2. De inschrijving in het kentekenregister kan worden geweigerd indien:
a. voor het motorrijtuig of de aanhangwagen waarvoor de inschrijving wordt verlangd, op grond van het bij of krachtens deze wet bepaalde geen kenteken behoeft te zijn opgegeven;
b. uit het kentekenregister of een buitenlands register blijkt dat de eigenaar of houder van een motorrijtuig of een aanhangwagen onvrijwillig de beschikkingsmacht over dat voertuig heeft verloren.
1. De aanvrager van een tenaamstelling verschijnt persoonlijk bij een bij ministeriële regeling aan te wijzen instantie als bedoeld in artikel 61a, eerste lid, tenzij:
a. de aanvraag namens hem wordt ingediend door degene aan wie door de Dienst Wegverkeer een erkenning als bedoeld in artikel 62 is verleend dan wel, indien dit een rechtspersoon is, door diens gemachtigde, en deze voldoende zekerheid heeft verkregen over de identiteit van de aanvrager. Daartoe legt de aanvrager een document als bedoeld in artikel 2, eerste lid, van de Paspoortwet, een geldig rijbewijs als bedoeld in artikel 107 dan wel een rijbewijs als bedoeld in artikel 108, eerste lid, onderdeel h, over. Degene die namens de aanvrager de aanvraag indient, legt bij de bij ministeriële regeling aan te wijzen instantie het document, bedoeld in de tweede volzin over, alsmede de volmacht en het bewijs dat aan hem een erkenning als bedoeld in artikel 62 is verleend, of
b. volgens bij algemene maatregel van bestuur vast te stellen regels op andere wijze voldoende zekerheid kan worden verkregen over de identiteit van de aanvrager.
2. Indien bij de aanvraag, bedoeld in het eerste lid, onderdeel a, gebruik wordt gemaakt van een document als bedoeld in artikel 2 van de Paspoortwet, wordt bij de aanvraag tevens een de aanvrager betreffend gewaarmerkt afschrift van de benodigde gegevens uit de basisadministratie persoonsgegevens overgelegd dat niet langer dan drie maanden voor het tijdstip van de aanvraag is verstrekt. Onze Minister kan de bevoegdheid van de krachtens artikel 62 erkende persoon om de aanvraag namens de aanvrager in te dienen beperken tot één of meer specifiek voor die persoon met name te noemen instanties. Bij algemene maatregel van bestuur worden regels vastgesteld ter zake van de voorwaarden waaraan degene aan wie ingevolge artikel 62 een erkenning is verleend, voldoet om als gemachtigde, bedoeld in het eerste lid, onderdeel a, op te treden.

GEGEVEN MATERIAAL:
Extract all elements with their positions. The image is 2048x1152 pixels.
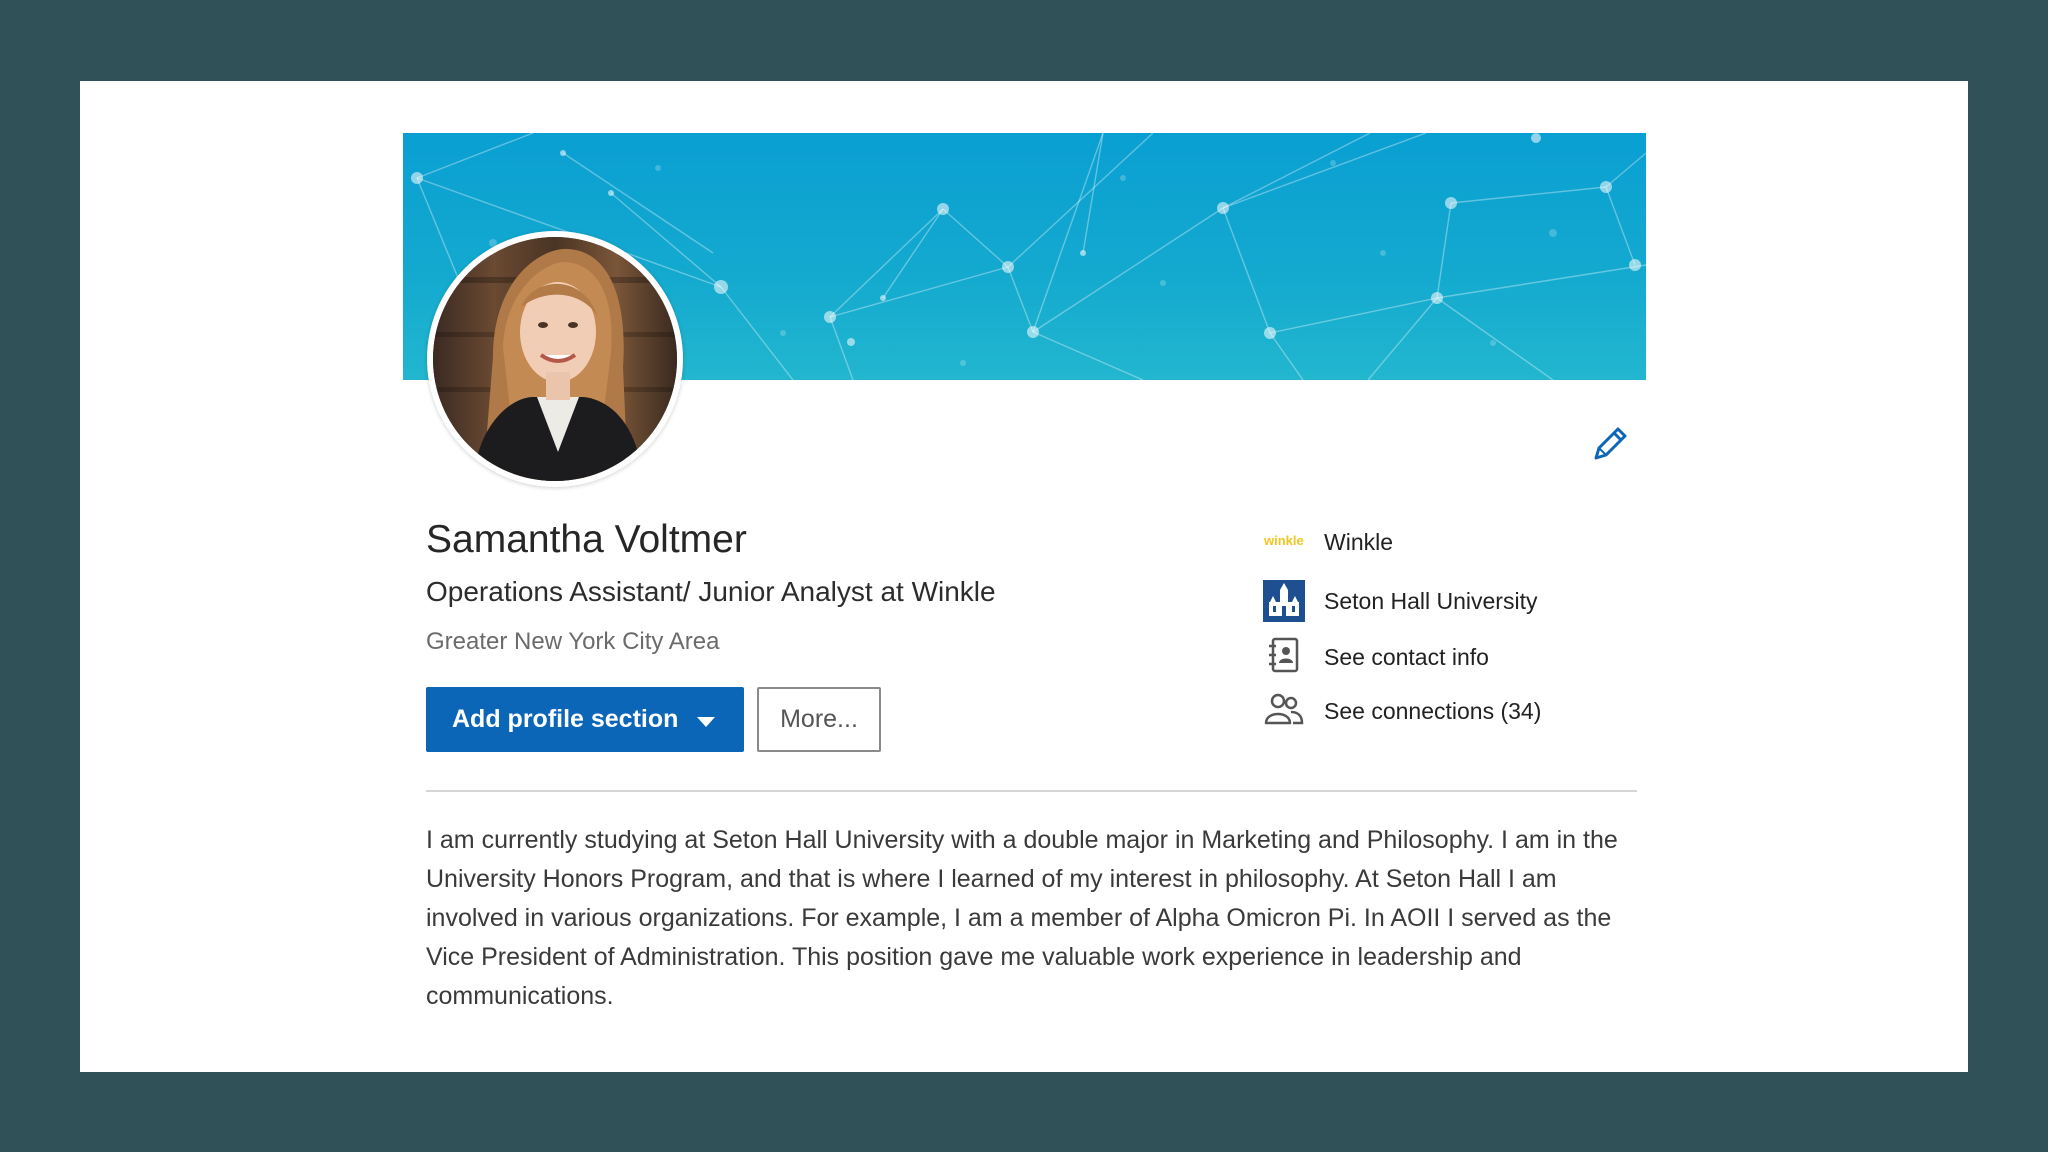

GEVRAAGDE TAAK: Herhaal woord voor woord het stuk van de wettekst over het kentekenregister dat loopt van "2. De inschrijving" tot en met "voertuig heeft verloren.".

VOLLEDIG ANTWOORD:
2. De inschrijving in het kentekenregister kan worden geweigerd indien:
a. voor het motorrijtuig of de aanhangwagen waarvoor de inschrijving wordt verlangd, op grond van het bij of krachtens deze wet bepaalde geen kenteken behoeft te zijn opgegeven;
b. uit het kentekenregister of een buitenlands register blijkt dat de eigenaar of houder van een motorrijtuig of een aanhangwagen onvrijwillig de beschikkingsmacht over dat voertuig heeft verloren.